PROBLEM DETAILS: Every line holding the string "that" should be gathered.

GIVEN RECORDS:

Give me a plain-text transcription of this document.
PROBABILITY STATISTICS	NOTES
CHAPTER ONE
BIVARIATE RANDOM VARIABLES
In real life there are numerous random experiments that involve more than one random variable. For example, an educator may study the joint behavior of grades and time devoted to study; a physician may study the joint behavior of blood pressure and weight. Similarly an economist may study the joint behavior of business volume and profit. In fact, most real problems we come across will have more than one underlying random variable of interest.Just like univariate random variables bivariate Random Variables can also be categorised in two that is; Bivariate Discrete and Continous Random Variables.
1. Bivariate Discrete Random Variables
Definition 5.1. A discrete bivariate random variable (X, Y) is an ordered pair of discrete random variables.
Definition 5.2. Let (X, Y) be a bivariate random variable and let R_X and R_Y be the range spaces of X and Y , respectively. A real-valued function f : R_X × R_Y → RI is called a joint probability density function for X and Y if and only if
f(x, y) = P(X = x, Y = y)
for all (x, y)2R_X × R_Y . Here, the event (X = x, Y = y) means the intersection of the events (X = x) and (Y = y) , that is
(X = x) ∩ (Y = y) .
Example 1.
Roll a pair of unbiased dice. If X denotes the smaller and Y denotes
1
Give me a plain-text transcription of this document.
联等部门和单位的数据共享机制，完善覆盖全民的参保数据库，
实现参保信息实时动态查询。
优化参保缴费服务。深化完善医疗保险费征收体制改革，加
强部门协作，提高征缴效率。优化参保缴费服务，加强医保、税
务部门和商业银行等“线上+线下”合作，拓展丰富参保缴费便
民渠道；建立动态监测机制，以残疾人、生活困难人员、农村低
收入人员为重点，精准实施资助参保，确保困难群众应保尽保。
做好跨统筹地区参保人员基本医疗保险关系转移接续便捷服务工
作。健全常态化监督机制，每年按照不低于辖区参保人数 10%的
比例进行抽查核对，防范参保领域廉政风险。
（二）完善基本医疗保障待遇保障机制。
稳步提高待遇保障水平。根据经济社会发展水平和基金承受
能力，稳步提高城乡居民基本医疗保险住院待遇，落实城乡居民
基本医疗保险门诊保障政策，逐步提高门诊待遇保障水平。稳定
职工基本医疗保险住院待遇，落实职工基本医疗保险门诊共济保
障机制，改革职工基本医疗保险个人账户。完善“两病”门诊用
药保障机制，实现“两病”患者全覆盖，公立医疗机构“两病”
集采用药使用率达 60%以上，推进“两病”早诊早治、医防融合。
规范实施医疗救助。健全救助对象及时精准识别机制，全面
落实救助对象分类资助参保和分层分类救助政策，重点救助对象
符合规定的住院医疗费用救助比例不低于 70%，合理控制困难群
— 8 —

RESPONSE TO THIS TASK:
In real life there are numerous random experiments that involve more than one random variable. For example, an educator may study the joint behavior of grades and time devoted to study; a physician may study the joint behavior of blood pressure and weight. Similarly an economist may study the joint behavior of business volume and profit. In fact, most real problems we come across will have more than one underlying random variable of interest.Just like univariate random variables bivariate Random Variables can also be categorised in two that is; Bivariate Discrete and Continous Random Variables.
for all (x, y)2R_X × R_Y . Here, the event (X = x, Y = y) means the intersection of the events (X = x) and (Y = y) , that is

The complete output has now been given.